* START RECORD EXCERPTS *

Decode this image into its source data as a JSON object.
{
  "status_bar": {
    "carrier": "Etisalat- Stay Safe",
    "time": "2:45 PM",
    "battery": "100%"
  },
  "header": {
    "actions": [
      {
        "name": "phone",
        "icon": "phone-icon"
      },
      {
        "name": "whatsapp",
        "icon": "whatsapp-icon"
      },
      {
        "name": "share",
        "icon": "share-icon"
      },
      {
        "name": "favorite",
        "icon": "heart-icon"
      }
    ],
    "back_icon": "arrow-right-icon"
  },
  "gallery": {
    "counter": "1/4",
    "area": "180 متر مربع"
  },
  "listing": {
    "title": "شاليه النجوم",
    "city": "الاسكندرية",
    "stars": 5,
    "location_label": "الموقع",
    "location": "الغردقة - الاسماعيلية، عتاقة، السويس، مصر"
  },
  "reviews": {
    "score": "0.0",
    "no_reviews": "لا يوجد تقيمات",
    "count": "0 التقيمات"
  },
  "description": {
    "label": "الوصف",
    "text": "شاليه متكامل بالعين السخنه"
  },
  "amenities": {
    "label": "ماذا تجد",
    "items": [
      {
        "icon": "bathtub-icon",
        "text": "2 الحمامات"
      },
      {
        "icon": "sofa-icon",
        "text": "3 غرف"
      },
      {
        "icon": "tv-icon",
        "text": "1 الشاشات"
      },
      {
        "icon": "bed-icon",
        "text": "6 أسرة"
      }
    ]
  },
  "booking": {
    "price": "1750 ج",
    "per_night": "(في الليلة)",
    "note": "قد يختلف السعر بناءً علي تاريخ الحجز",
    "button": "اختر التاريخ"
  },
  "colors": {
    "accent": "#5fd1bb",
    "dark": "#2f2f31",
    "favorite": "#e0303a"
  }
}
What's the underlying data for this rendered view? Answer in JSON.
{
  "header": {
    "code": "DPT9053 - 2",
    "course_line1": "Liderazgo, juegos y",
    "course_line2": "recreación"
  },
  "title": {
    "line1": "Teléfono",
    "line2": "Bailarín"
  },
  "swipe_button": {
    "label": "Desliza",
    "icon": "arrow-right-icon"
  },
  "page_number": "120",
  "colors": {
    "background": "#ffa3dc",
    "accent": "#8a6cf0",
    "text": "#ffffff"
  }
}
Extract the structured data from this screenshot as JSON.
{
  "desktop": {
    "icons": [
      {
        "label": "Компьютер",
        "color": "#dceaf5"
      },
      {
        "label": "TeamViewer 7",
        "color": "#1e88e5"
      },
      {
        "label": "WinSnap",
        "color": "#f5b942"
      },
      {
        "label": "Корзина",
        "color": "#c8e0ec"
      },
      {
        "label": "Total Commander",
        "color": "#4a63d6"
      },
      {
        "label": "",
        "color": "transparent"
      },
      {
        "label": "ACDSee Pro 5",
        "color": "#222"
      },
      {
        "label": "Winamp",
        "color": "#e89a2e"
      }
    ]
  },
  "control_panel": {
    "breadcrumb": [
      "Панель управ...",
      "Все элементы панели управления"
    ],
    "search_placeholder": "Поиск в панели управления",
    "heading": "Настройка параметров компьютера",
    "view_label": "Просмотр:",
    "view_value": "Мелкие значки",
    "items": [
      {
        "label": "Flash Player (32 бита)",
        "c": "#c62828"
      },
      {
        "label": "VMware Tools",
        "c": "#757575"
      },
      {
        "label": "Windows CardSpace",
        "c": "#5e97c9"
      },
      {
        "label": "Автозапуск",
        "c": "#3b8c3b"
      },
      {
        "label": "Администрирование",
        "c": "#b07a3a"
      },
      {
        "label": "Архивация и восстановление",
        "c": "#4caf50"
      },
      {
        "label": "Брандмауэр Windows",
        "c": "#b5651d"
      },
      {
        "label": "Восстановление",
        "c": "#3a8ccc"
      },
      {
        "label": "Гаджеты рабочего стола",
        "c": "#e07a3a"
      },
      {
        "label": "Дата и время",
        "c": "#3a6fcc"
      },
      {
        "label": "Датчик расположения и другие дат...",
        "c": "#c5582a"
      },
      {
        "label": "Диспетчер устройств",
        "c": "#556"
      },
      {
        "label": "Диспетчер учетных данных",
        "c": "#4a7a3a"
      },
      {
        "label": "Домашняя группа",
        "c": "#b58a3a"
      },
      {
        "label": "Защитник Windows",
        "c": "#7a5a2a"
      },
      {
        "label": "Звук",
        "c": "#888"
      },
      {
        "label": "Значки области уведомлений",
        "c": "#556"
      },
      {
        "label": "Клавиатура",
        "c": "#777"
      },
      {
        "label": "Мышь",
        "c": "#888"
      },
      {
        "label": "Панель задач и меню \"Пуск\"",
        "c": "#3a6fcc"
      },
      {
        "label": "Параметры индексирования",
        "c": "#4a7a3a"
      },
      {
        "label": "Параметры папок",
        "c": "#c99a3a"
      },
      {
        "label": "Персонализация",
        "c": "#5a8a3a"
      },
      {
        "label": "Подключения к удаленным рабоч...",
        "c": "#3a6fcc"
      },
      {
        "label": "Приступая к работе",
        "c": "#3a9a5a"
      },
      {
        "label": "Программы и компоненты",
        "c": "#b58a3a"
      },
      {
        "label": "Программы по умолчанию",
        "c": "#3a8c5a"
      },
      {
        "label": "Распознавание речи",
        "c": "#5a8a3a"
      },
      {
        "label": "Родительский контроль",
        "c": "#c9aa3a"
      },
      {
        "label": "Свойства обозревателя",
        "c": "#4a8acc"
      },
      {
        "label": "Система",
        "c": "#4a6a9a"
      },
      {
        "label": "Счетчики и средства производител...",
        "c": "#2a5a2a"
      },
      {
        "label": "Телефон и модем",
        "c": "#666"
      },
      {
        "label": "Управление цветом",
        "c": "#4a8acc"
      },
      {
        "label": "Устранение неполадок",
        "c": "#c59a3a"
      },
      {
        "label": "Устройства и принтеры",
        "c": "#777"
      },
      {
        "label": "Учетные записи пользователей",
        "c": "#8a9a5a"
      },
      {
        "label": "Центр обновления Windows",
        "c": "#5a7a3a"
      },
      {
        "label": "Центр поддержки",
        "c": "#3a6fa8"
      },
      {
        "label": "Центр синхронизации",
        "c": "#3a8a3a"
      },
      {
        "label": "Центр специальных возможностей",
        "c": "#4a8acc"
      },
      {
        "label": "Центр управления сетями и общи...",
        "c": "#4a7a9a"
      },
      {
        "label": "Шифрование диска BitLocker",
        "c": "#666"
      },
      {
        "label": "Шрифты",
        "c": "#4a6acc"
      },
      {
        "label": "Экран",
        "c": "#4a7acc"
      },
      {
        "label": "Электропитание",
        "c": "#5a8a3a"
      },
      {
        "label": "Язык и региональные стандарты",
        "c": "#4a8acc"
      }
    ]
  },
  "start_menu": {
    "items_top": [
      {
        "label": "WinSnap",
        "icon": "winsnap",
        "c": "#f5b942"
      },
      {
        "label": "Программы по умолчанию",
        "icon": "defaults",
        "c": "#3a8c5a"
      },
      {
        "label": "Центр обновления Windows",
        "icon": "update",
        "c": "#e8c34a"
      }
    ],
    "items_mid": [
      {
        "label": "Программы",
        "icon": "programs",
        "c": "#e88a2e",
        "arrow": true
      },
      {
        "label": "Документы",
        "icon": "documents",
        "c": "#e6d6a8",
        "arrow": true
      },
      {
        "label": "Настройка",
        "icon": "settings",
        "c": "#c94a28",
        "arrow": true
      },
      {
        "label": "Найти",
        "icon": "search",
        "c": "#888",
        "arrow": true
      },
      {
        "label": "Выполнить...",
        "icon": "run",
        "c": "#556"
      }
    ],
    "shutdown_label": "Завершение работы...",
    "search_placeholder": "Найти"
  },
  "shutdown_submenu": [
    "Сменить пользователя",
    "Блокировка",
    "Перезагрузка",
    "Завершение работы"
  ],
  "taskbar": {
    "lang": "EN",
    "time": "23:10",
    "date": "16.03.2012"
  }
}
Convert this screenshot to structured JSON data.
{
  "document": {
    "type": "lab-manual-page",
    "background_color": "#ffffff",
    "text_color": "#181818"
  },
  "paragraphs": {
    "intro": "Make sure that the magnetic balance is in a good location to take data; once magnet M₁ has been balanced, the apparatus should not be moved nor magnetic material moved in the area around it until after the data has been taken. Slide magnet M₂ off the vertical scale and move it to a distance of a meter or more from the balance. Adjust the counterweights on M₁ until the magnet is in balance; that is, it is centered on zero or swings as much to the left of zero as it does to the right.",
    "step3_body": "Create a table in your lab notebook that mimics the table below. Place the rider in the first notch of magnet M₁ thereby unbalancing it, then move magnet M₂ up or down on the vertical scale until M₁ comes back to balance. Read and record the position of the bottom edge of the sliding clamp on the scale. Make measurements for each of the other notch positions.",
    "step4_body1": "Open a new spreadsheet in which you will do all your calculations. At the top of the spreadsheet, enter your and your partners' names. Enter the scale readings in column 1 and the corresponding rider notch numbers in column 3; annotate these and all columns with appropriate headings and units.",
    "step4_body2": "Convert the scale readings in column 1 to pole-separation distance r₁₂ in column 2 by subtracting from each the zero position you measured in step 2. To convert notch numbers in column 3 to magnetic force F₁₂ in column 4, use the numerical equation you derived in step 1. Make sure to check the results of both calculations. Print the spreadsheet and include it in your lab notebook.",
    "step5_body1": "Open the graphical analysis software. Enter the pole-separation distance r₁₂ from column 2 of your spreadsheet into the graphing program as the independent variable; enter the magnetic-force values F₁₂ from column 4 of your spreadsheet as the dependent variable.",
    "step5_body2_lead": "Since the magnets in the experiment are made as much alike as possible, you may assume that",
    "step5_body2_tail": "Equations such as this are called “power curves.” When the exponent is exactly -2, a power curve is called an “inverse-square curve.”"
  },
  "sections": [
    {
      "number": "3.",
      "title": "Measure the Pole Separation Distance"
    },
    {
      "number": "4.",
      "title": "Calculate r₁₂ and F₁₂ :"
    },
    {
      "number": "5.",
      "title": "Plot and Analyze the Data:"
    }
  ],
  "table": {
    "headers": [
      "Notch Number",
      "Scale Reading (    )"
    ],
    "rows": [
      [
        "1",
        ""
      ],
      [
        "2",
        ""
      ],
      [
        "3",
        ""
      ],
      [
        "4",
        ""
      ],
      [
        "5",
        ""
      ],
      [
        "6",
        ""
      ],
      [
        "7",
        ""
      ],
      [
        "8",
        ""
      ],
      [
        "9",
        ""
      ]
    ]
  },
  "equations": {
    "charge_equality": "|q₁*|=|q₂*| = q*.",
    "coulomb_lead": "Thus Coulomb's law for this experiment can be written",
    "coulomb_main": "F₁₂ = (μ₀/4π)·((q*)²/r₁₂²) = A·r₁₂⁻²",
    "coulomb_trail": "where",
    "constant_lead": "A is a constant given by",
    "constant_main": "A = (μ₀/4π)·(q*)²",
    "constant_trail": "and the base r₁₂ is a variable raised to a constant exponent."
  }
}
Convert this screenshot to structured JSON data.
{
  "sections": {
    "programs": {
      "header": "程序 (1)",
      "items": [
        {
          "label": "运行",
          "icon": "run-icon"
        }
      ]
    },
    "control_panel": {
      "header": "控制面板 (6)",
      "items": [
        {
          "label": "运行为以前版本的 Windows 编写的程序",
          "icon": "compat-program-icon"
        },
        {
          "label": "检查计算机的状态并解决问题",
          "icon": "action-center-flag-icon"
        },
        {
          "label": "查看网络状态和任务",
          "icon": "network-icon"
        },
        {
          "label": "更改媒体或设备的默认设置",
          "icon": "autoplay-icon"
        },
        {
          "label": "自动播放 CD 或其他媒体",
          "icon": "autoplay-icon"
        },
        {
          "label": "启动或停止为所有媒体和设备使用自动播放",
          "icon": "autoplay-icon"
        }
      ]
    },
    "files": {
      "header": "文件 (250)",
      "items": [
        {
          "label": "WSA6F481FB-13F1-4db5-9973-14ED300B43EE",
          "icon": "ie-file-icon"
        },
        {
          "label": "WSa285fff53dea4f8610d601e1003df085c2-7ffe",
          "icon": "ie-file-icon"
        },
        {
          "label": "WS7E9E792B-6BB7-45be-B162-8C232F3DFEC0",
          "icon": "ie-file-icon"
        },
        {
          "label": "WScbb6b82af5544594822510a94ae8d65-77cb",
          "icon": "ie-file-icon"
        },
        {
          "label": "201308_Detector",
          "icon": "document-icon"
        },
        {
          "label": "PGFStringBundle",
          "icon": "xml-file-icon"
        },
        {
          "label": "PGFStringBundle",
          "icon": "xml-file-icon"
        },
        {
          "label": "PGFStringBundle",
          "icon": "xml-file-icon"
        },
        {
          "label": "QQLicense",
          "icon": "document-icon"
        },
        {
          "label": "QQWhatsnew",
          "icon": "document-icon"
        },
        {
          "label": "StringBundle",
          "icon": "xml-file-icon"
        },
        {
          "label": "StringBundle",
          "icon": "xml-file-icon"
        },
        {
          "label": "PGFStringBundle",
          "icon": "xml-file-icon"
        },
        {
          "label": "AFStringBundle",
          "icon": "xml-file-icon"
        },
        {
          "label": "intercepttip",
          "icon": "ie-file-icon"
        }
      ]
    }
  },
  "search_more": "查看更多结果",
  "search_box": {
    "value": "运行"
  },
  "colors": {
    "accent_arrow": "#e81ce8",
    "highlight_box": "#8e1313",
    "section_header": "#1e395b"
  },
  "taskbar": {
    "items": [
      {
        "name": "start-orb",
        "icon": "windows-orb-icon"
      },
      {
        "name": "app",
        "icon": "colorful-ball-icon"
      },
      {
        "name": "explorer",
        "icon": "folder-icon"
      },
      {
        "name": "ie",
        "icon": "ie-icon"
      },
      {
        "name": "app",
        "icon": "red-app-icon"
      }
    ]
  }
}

* END RECORD EXCERPTS *

*WHAT YOU HAVE TO DO*.
Collect each line above holding the string "force".

*FULL SOLUTION*.
    "step4_body2": "Convert the scale readings in column 1 to pole-separation distance r₁₂ in column 2 by subtracting from each the zero position you measured in step 2. To convert notch numbers in column 3 to magnetic force F₁₂ in column 4, use the numerical equation you derived in step 1. Make sure to check the results of both calculations. Print the spreadsheet and include it in your lab notebook.",
    "step5_body1": "Open the graphical analysis software. Enter the pole-separation distance r₁₂ from column 2 of your spreadsheet into the graphing program as the independent variable; enter the magnetic-force values F₁₂ from column 4 of your spreadsheet as the dependent variable.",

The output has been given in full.